__WRITTEN EXERCISE__
Transcribe the lines exactly, beginning with the one that contains "Convert this screenshot" and ending with the final line of the records. Do not transcribe pictures.

__WORKING DATA__

........

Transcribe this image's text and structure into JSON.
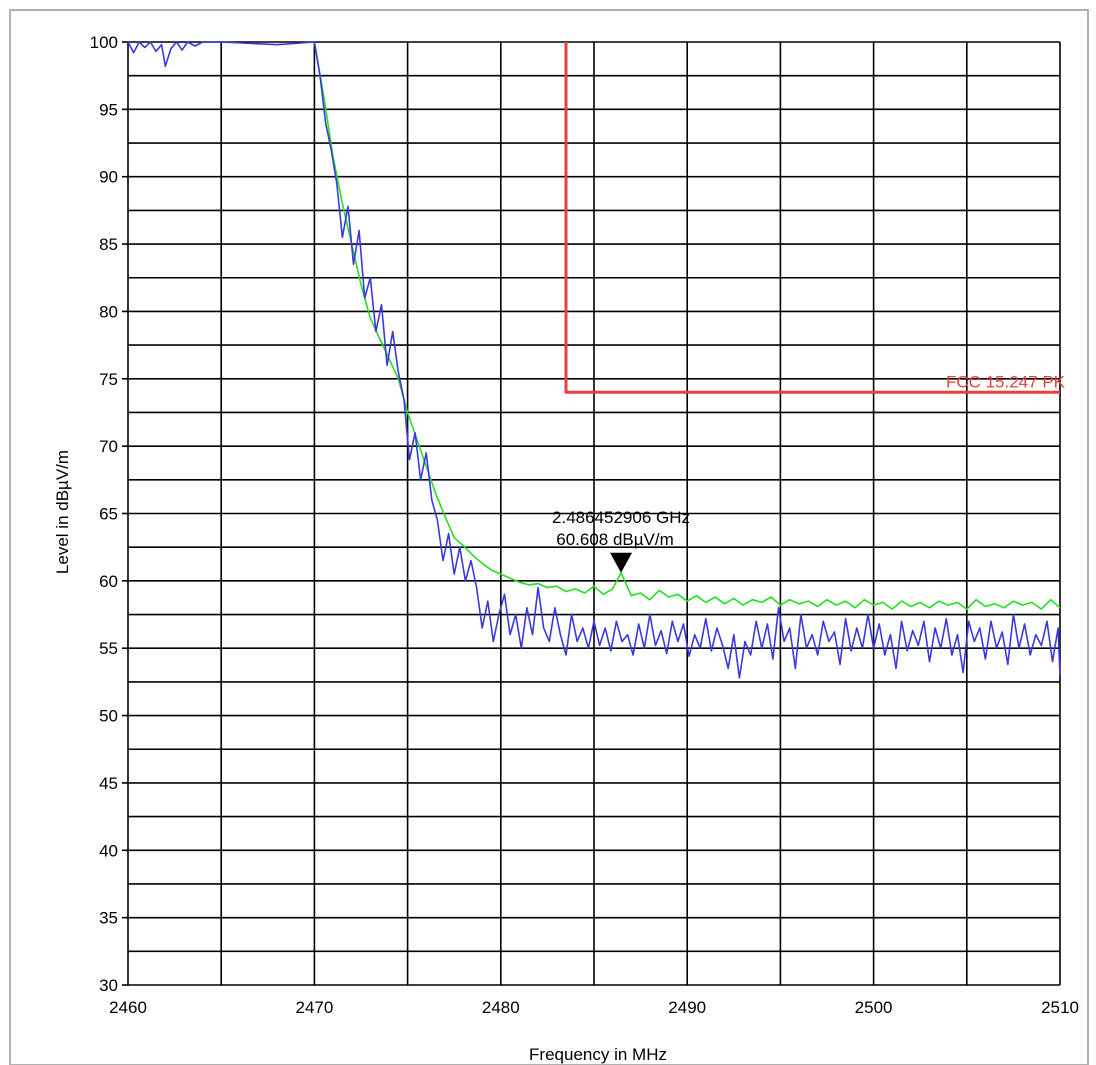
{
  "chart_data": {
    "type": "line",
    "xlabel": "Frequency in MHz",
    "ylabel": "Level in dBµV/m",
    "xlim": [
      2460,
      2510
    ],
    "ylim": [
      30,
      100
    ],
    "x_ticks": [
      2460,
      2470,
      2480,
      2490,
      2500,
      2510
    ],
    "y_ticks": [
      30,
      35,
      40,
      45,
      50,
      55,
      60,
      65,
      70,
      75,
      80,
      85,
      90,
      95,
      100
    ],
    "grid": true,
    "limit_line": {
      "label": "FCC 15.247 PK",
      "color": "#e8403c",
      "points": [
        [
          2483.5,
          100
        ],
        [
          2483.5,
          74
        ],
        [
          2510,
          74
        ]
      ]
    },
    "marker": {
      "frequency_text": "2.486452906 GHz",
      "level_text": "60.608 dBµV/m",
      "x": 2486.45,
      "y": 60.6
    },
    "series": [
      {
        "color": "#22e022",
        "points": [
          [
            2470.0,
            100
          ],
          [
            2470.5,
            96
          ],
          [
            2471.0,
            91.5
          ],
          [
            2471.5,
            88
          ],
          [
            2472.0,
            85
          ],
          [
            2472.5,
            82
          ],
          [
            2473.0,
            79.5
          ],
          [
            2473.5,
            78
          ],
          [
            2474.0,
            76.5
          ],
          [
            2474.5,
            75
          ],
          [
            2475.0,
            72.5
          ],
          [
            2475.5,
            70.5
          ],
          [
            2476.0,
            68.5
          ],
          [
            2476.5,
            66.5
          ],
          [
            2477.0,
            64.8
          ],
          [
            2477.5,
            63.2
          ],
          [
            2478.0,
            62.6
          ],
          [
            2478.5,
            61.9
          ],
          [
            2479.0,
            61.3
          ],
          [
            2479.5,
            60.8
          ],
          [
            2480.0,
            60.5
          ],
          [
            2480.5,
            60.2
          ],
          [
            2481.0,
            59.9
          ],
          [
            2481.5,
            59.7
          ],
          [
            2482.0,
            59.8
          ],
          [
            2482.5,
            59.5
          ],
          [
            2483.0,
            59.6
          ],
          [
            2483.5,
            59.2
          ],
          [
            2484.0,
            59.4
          ],
          [
            2484.5,
            59.1
          ],
          [
            2485.0,
            59.6
          ],
          [
            2485.5,
            59.0
          ],
          [
            2486.0,
            59.4
          ],
          [
            2486.45,
            60.6
          ],
          [
            2487.0,
            58.9
          ],
          [
            2487.5,
            59.1
          ],
          [
            2488.0,
            58.6
          ],
          [
            2488.5,
            59.3
          ],
          [
            2489.0,
            58.8
          ],
          [
            2489.5,
            59.0
          ],
          [
            2490.0,
            58.5
          ],
          [
            2490.5,
            58.9
          ],
          [
            2491.0,
            58.4
          ],
          [
            2491.5,
            58.8
          ],
          [
            2492.0,
            58.3
          ],
          [
            2492.5,
            58.7
          ],
          [
            2493.0,
            58.2
          ],
          [
            2493.5,
            58.6
          ],
          [
            2494.0,
            58.4
          ],
          [
            2494.5,
            58.8
          ],
          [
            2495.0,
            58.2
          ],
          [
            2495.5,
            58.6
          ],
          [
            2496.0,
            58.3
          ],
          [
            2496.5,
            58.5
          ],
          [
            2497.0,
            58.1
          ],
          [
            2497.5,
            58.6
          ],
          [
            2498.0,
            58.2
          ],
          [
            2498.5,
            58.5
          ],
          [
            2499.0,
            58.0
          ],
          [
            2499.5,
            58.6
          ],
          [
            2500.0,
            58.2
          ],
          [
            2500.5,
            58.4
          ],
          [
            2501.0,
            57.9
          ],
          [
            2501.5,
            58.5
          ],
          [
            2502.0,
            58.1
          ],
          [
            2502.5,
            58.4
          ],
          [
            2503.0,
            58.0
          ],
          [
            2503.5,
            58.5
          ],
          [
            2504.0,
            58.2
          ],
          [
            2504.5,
            58.4
          ],
          [
            2505.0,
            57.9
          ],
          [
            2505.5,
            58.6
          ],
          [
            2506.0,
            58.1
          ],
          [
            2506.5,
            58.3
          ],
          [
            2507.0,
            58.0
          ],
          [
            2507.5,
            58.5
          ],
          [
            2508.0,
            58.2
          ],
          [
            2508.5,
            58.4
          ],
          [
            2509.0,
            57.9
          ],
          [
            2509.5,
            58.6
          ],
          [
            2510.0,
            58.0
          ]
        ]
      },
      {
        "color": "#3a3adc",
        "points": [
          [
            2460.0,
            100
          ],
          [
            2460.3,
            99.2
          ],
          [
            2460.6,
            100
          ],
          [
            2460.9,
            99.6
          ],
          [
            2461.2,
            100
          ],
          [
            2461.5,
            99.3
          ],
          [
            2461.8,
            99.8
          ],
          [
            2462.0,
            98.2
          ],
          [
            2462.3,
            99.5
          ],
          [
            2462.6,
            100
          ],
          [
            2462.9,
            99.4
          ],
          [
            2463.2,
            100
          ],
          [
            2463.6,
            99.7
          ],
          [
            2464.0,
            100
          ],
          [
            2465.0,
            100
          ],
          [
            2468.0,
            99.8
          ],
          [
            2470.0,
            100
          ],
          [
            2470.3,
            97.5
          ],
          [
            2470.6,
            94
          ],
          [
            2470.9,
            92
          ],
          [
            2471.2,
            89.5
          ],
          [
            2471.5,
            85.5
          ],
          [
            2471.8,
            87.8
          ],
          [
            2472.1,
            83.5
          ],
          [
            2472.4,
            86
          ],
          [
            2472.7,
            81
          ],
          [
            2473.0,
            82.5
          ],
          [
            2473.3,
            78.5
          ],
          [
            2473.6,
            80.5
          ],
          [
            2473.9,
            76
          ],
          [
            2474.2,
            78.5
          ],
          [
            2474.5,
            75.5
          ],
          [
            2474.8,
            73.5
          ],
          [
            2475.1,
            69
          ],
          [
            2475.4,
            71
          ],
          [
            2475.7,
            67.5
          ],
          [
            2476.0,
            69.5
          ],
          [
            2476.3,
            66
          ],
          [
            2476.6,
            64.5
          ],
          [
            2476.9,
            61.5
          ],
          [
            2477.2,
            63.5
          ],
          [
            2477.5,
            60.5
          ],
          [
            2477.8,
            62.5
          ],
          [
            2478.1,
            60
          ],
          [
            2478.4,
            61.5
          ],
          [
            2478.7,
            59.5
          ],
          [
            2479.0,
            56.5
          ],
          [
            2479.3,
            58.5
          ],
          [
            2479.6,
            55.5
          ],
          [
            2479.9,
            57.5
          ],
          [
            2480.2,
            59
          ],
          [
            2480.5,
            56
          ],
          [
            2480.8,
            57.5
          ],
          [
            2481.1,
            55
          ],
          [
            2481.4,
            58
          ],
          [
            2481.7,
            56
          ],
          [
            2482.0,
            59.5
          ],
          [
            2482.3,
            56.5
          ],
          [
            2482.6,
            55.5
          ],
          [
            2482.9,
            58
          ],
          [
            2483.2,
            56
          ],
          [
            2483.5,
            54.5
          ],
          [
            2483.8,
            57.5
          ],
          [
            2484.1,
            55.5
          ],
          [
            2484.4,
            56.5
          ],
          [
            2484.7,
            55
          ],
          [
            2485.0,
            57
          ],
          [
            2485.3,
            55.2
          ],
          [
            2485.6,
            56.5
          ],
          [
            2485.9,
            54.8
          ],
          [
            2486.2,
            57
          ],
          [
            2486.5,
            55.5
          ],
          [
            2486.8,
            56
          ],
          [
            2487.1,
            54.5
          ],
          [
            2487.4,
            56.8
          ],
          [
            2487.7,
            55
          ],
          [
            2488.0,
            57.5
          ],
          [
            2488.3,
            55.2
          ],
          [
            2488.6,
            56.3
          ],
          [
            2488.9,
            54.6
          ],
          [
            2489.2,
            57
          ],
          [
            2489.5,
            55.5
          ],
          [
            2489.8,
            56.8
          ],
          [
            2490.1,
            54.4
          ],
          [
            2490.4,
            56
          ],
          [
            2490.7,
            55
          ],
          [
            2491.0,
            57.2
          ],
          [
            2491.3,
            54.8
          ],
          [
            2491.6,
            56.5
          ],
          [
            2491.9,
            55.2
          ],
          [
            2492.2,
            53.5
          ],
          [
            2492.5,
            56
          ],
          [
            2492.8,
            52.8
          ],
          [
            2493.1,
            55.5
          ],
          [
            2493.4,
            54.5
          ],
          [
            2493.7,
            57
          ],
          [
            2494.0,
            55
          ],
          [
            2494.3,
            56.8
          ],
          [
            2494.6,
            54.2
          ],
          [
            2494.9,
            58
          ],
          [
            2495.2,
            55.5
          ],
          [
            2495.5,
            56.5
          ],
          [
            2495.8,
            53.5
          ],
          [
            2496.1,
            57.5
          ],
          [
            2496.4,
            55
          ],
          [
            2496.7,
            56
          ],
          [
            2497.0,
            54.5
          ],
          [
            2497.3,
            57
          ],
          [
            2497.6,
            55.5
          ],
          [
            2497.9,
            56.2
          ],
          [
            2498.2,
            53.8
          ],
          [
            2498.5,
            57.2
          ],
          [
            2498.8,
            54.8
          ],
          [
            2499.1,
            56.5
          ],
          [
            2499.4,
            55
          ],
          [
            2499.7,
            57.5
          ],
          [
            2500.0,
            55
          ],
          [
            2500.3,
            56.8
          ],
          [
            2500.6,
            54.5
          ],
          [
            2500.9,
            56
          ],
          [
            2501.2,
            53.5
          ],
          [
            2501.5,
            57
          ],
          [
            2501.8,
            54.8
          ],
          [
            2502.1,
            56.3
          ],
          [
            2502.4,
            55.2
          ],
          [
            2502.7,
            57
          ],
          [
            2503.0,
            54
          ],
          [
            2503.3,
            56.5
          ],
          [
            2503.6,
            55
          ],
          [
            2503.9,
            57.2
          ],
          [
            2504.2,
            54.5
          ],
          [
            2504.5,
            56
          ],
          [
            2504.8,
            53.2
          ],
          [
            2505.1,
            57
          ],
          [
            2505.4,
            55.5
          ],
          [
            2505.7,
            56.5
          ],
          [
            2506.0,
            54.2
          ],
          [
            2506.3,
            57
          ],
          [
            2506.6,
            55
          ],
          [
            2506.9,
            56.2
          ],
          [
            2507.2,
            53.8
          ],
          [
            2507.5,
            57.5
          ],
          [
            2507.8,
            55
          ],
          [
            2508.1,
            56.8
          ],
          [
            2508.4,
            54.5
          ],
          [
            2508.7,
            56
          ],
          [
            2509.0,
            55.2
          ],
          [
            2509.3,
            57
          ],
          [
            2509.6,
            54
          ],
          [
            2509.9,
            56.5
          ],
          [
            2510.0,
            53
          ]
        ]
      }
    ]
  }
}
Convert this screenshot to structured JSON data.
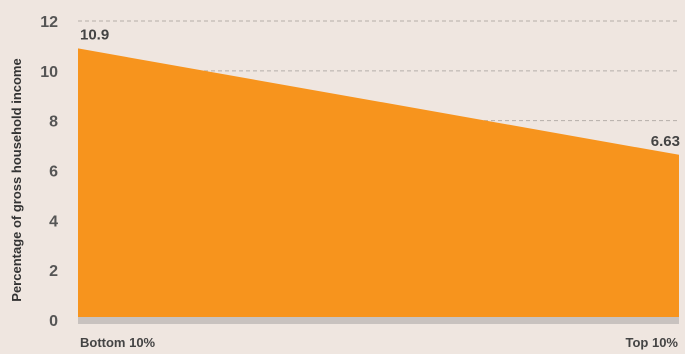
{
  "chart_data": {
    "type": "area",
    "title": "",
    "xlabel": "",
    "ylabel": "Percentage of  gross household income",
    "categories": [
      "Bottom 10%",
      "Top 10%"
    ],
    "values": [
      10.9,
      6.63
    ],
    "data_labels": [
      "10.9",
      "6.63"
    ],
    "ylim": [
      0,
      12
    ],
    "yticks": [
      0,
      2,
      4,
      6,
      8,
      10,
      12
    ],
    "grid": true,
    "legend": "none",
    "colors": {
      "area": "#f7941d",
      "baseline": "#c8c2bf",
      "grid": "#b5aea9",
      "background": "#efe6e0"
    }
  }
}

........

__FULL RESPONSE__
Convert this screenshot to structured JSON data.
{
  "chart_data": {
    "type": "area",
    "title": "",
    "xlabel": "",
    "ylabel": "Percentage of  gross household income",
    "categories": [
      "Bottom 10%",
      "Top 10%"
    ],
    "values": [
      10.9,
      6.63
    ],
    "data_labels": [
      "10.9",
      "6.63"
    ],
    "ylim": [
      0,
      12
    ],
    "yticks": [
      0,
      2,
      4,
      6,
      8,
      10,
      12
    ],
    "grid": true,
    "legend": "none",
    "colors": {
      "area": "#f7941d",
      "baseline": "#c8c2bf",
      "grid": "#b5aea9",
      "background": "#efe6e0"
    }
  }
}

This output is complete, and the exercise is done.